Exercise data:
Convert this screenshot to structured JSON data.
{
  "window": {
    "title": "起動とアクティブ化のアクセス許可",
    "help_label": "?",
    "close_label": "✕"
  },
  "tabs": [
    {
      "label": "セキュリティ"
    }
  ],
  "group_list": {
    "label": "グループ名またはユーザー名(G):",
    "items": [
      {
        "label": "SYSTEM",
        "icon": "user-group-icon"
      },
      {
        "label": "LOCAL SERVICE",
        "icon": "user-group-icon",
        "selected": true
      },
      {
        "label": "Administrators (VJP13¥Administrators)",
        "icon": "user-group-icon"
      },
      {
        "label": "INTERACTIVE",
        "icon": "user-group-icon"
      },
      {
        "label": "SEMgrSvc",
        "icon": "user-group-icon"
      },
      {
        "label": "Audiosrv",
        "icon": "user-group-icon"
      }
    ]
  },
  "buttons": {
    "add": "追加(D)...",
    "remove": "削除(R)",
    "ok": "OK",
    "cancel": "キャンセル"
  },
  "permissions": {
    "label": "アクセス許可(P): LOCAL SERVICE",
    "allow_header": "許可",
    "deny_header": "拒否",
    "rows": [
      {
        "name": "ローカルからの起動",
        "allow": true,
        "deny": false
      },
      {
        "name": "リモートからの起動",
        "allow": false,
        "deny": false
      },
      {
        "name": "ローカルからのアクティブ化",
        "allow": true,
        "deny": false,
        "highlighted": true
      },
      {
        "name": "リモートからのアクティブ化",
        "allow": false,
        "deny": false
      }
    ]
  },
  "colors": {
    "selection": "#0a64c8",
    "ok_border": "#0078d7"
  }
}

What the task requires:
Take the records above and return them exactly as written.

Exercise response:
Convert this screenshot to structured JSON data.
{
  "window": {
    "title": "起動とアクティブ化のアクセス許可",
    "help_label": "?",
    "close_label": "✕"
  },
  "tabs": [
    {
      "label": "セキュリティ"
    }
  ],
  "group_list": {
    "label": "グループ名またはユーザー名(G):",
    "items": [
      {
        "label": "SYSTEM",
        "icon": "user-group-icon"
      },
      {
        "label": "LOCAL SERVICE",
        "icon": "user-group-icon",
        "selected": true
      },
      {
        "label": "Administrators (VJP13¥Administrators)",
        "icon": "user-group-icon"
      },
      {
        "label": "INTERACTIVE",
        "icon": "user-group-icon"
      },
      {
        "label": "SEMgrSvc",
        "icon": "user-group-icon"
      },
      {
        "label": "Audiosrv",
        "icon": "user-group-icon"
      }
    ]
  },
  "buttons": {
    "add": "追加(D)...",
    "remove": "削除(R)",
    "ok": "OK",
    "cancel": "キャンセル"
  },
  "permissions": {
    "label": "アクセス許可(P): LOCAL SERVICE",
    "allow_header": "許可",
    "deny_header": "拒否",
    "rows": [
      {
        "name": "ローカルからの起動",
        "allow": true,
        "deny": false
      },
      {
        "name": "リモートからの起動",
        "allow": false,
        "deny": false
      },
      {
        "name": "ローカルからのアクティブ化",
        "allow": true,
        "deny": false,
        "highlighted": true
      },
      {
        "name": "リモートからのアクティブ化",
        "allow": false,
        "deny": false
      }
    ]
  },
  "colors": {
    "selection": "#0a64c8",
    "ok_border": "#0078d7"
  }
}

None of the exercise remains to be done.